Task prompt: Check every line of the entries that follow, and copy the ones containing "document".

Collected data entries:
☆ ☆ ☆ ☆ ☆ ☆ ☆

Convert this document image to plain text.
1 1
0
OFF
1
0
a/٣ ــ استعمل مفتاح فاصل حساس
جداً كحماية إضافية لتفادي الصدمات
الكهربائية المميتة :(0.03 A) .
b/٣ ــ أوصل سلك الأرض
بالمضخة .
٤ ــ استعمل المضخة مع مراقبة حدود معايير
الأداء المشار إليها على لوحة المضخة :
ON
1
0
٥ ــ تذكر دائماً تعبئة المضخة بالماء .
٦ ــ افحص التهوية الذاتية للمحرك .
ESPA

☆ ☆ ☆ ☆ ☆ ☆ ☆

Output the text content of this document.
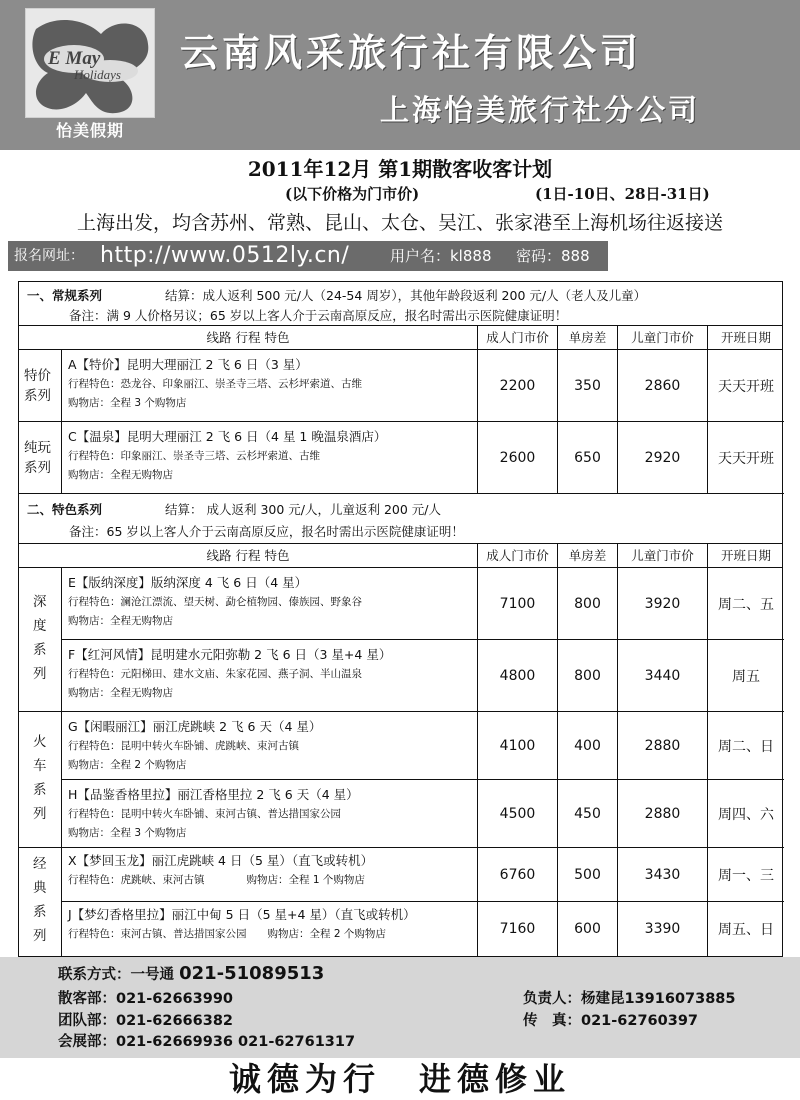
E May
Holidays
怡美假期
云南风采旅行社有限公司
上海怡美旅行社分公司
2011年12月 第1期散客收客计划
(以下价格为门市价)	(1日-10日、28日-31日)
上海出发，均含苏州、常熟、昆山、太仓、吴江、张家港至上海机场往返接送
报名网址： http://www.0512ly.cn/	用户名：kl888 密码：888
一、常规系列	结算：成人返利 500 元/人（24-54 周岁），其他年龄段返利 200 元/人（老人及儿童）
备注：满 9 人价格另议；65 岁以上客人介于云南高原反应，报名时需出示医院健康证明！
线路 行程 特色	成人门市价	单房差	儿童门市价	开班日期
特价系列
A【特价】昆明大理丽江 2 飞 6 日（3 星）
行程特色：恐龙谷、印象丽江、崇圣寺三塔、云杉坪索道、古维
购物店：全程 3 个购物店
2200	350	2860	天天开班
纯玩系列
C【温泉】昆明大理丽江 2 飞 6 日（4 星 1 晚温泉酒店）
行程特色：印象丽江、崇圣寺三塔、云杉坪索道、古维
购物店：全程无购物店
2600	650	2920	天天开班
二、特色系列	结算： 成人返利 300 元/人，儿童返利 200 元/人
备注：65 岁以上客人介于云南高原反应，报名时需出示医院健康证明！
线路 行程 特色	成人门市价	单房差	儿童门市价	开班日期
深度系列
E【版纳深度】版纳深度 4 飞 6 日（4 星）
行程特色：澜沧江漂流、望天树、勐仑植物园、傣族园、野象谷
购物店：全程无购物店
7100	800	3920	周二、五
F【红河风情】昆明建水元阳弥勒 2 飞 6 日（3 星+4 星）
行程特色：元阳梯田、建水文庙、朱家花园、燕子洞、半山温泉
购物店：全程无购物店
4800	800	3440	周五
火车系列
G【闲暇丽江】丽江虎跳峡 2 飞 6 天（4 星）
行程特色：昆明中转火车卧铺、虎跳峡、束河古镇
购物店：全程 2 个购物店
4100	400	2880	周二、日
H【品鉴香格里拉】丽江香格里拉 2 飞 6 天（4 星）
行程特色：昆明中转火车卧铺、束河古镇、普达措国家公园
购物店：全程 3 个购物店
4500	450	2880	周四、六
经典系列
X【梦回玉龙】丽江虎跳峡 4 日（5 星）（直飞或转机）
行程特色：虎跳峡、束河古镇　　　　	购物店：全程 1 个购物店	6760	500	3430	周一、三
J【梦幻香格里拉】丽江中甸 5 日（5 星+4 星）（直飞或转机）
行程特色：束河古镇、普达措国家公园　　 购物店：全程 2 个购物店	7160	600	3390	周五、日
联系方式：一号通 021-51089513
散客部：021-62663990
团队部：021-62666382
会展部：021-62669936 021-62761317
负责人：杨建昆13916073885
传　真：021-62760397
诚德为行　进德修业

☆ ☆ ☆ ☆ ☆ ☆ ☆

Complete answer:
Convert this document image to plain text.
Output the text content of this document.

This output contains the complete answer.